→ **WHAT IS BEING ASKED**
Copy the data that follows exactly. Include no pictures.

→ **THE RECORDS**
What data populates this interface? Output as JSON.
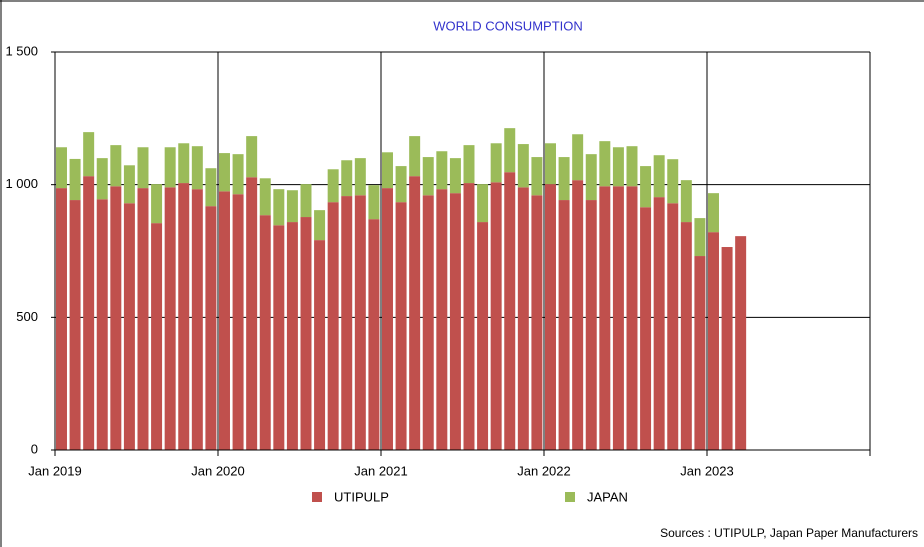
{
  "chart_data": {
    "type": "bar",
    "stacked": true,
    "title": "WORLD CONSUMPTION",
    "source": "Sources : UTIPULP, Japan Paper Manufacturers",
    "categories": [
      "Jan 2019",
      null,
      null,
      null,
      null,
      null,
      null,
      null,
      null,
      null,
      null,
      null,
      "Jan 2020",
      null,
      null,
      null,
      null,
      null,
      null,
      null,
      null,
      null,
      null,
      null,
      "Jan 2021",
      null,
      null,
      null,
      null,
      null,
      null,
      null,
      null,
      null,
      null,
      null,
      "Jan 2022",
      null,
      null,
      null,
      null,
      null,
      null,
      null,
      null,
      null,
      null,
      null,
      "Jan 2023",
      null,
      null,
      null,
      null,
      null,
      null,
      null,
      null,
      null,
      null,
      null
    ],
    "series": [
      {
        "name": "UTIPULP",
        "color": "#c0504d",
        "values": [
          987,
          942,
          1032,
          945,
          994,
          930,
          987,
          855,
          990,
          1006,
          983,
          919,
          975,
          964,
          1028,
          885,
          847,
          859,
          878,
          791,
          934,
          957,
          960,
          870,
          987,
          934,
          1032,
          960,
          983,
          968,
          1006,
          859,
          1009,
          1047,
          990,
          960,
          1002,
          942,
          1017,
          942,
          994,
          994,
          994,
          915,
          953,
          930,
          859,
          731,
          821,
          765,
          806,
          null,
          null,
          null,
          null,
          null,
          null,
          null,
          null,
          null
        ]
      },
      {
        "name": "JAPAN",
        "color": "#9bbb59",
        "values": [
          154,
          155,
          166,
          155,
          155,
          143,
          154,
          147,
          151,
          150,
          162,
          143,
          144,
          151,
          155,
          139,
          136,
          120,
          124,
          113,
          124,
          135,
          140,
          128,
          135,
          136,
          151,
          144,
          143,
          132,
          143,
          143,
          147,
          166,
          163,
          144,
          154,
          162,
          173,
          173,
          170,
          147,
          151,
          155,
          158,
          166,
          158,
          143,
          147,
          null,
          null,
          null,
          null,
          null,
          null,
          null,
          null,
          null,
          null,
          null
        ]
      }
    ],
    "ylim": [
      0,
      1500
    ],
    "yticks": [
      0,
      500,
      {
        "value": 1000,
        "label": "1 000"
      },
      {
        "value": 1500,
        "label": "1 500"
      }
    ],
    "grid": true
  }
}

→ **SOLUTION**
What data populates this interface? Output as JSON.
{
  "chart_data": {
    "type": "bar",
    "stacked": true,
    "title": "WORLD CONSUMPTION",
    "source": "Sources : UTIPULP, Japan Paper Manufacturers",
    "categories": [
      "Jan 2019",
      null,
      null,
      null,
      null,
      null,
      null,
      null,
      null,
      null,
      null,
      null,
      "Jan 2020",
      null,
      null,
      null,
      null,
      null,
      null,
      null,
      null,
      null,
      null,
      null,
      "Jan 2021",
      null,
      null,
      null,
      null,
      null,
      null,
      null,
      null,
      null,
      null,
      null,
      "Jan 2022",
      null,
      null,
      null,
      null,
      null,
      null,
      null,
      null,
      null,
      null,
      null,
      "Jan 2023",
      null,
      null,
      null,
      null,
      null,
      null,
      null,
      null,
      null,
      null,
      null
    ],
    "series": [
      {
        "name": "UTIPULP",
        "color": "#c0504d",
        "values": [
          987,
          942,
          1032,
          945,
          994,
          930,
          987,
          855,
          990,
          1006,
          983,
          919,
          975,
          964,
          1028,
          885,
          847,
          859,
          878,
          791,
          934,
          957,
          960,
          870,
          987,
          934,
          1032,
          960,
          983,
          968,
          1006,
          859,
          1009,
          1047,
          990,
          960,
          1002,
          942,
          1017,
          942,
          994,
          994,
          994,
          915,
          953,
          930,
          859,
          731,
          821,
          765,
          806,
          null,
          null,
          null,
          null,
          null,
          null,
          null,
          null,
          null
        ]
      },
      {
        "name": "JAPAN",
        "color": "#9bbb59",
        "values": [
          154,
          155,
          166,
          155,
          155,
          143,
          154,
          147,
          151,
          150,
          162,
          143,
          144,
          151,
          155,
          139,
          136,
          120,
          124,
          113,
          124,
          135,
          140,
          128,
          135,
          136,
          151,
          144,
          143,
          132,
          143,
          143,
          147,
          166,
          163,
          144,
          154,
          162,
          173,
          173,
          170,
          147,
          151,
          155,
          158,
          166,
          158,
          143,
          147,
          null,
          null,
          null,
          null,
          null,
          null,
          null,
          null,
          null,
          null,
          null
        ]
      }
    ],
    "ylim": [
      0,
      1500
    ],
    "yticks": [
      0,
      500,
      {
        "value": 1000,
        "label": "1 000"
      },
      {
        "value": 1500,
        "label": "1 500"
      }
    ],
    "grid": true
  }
}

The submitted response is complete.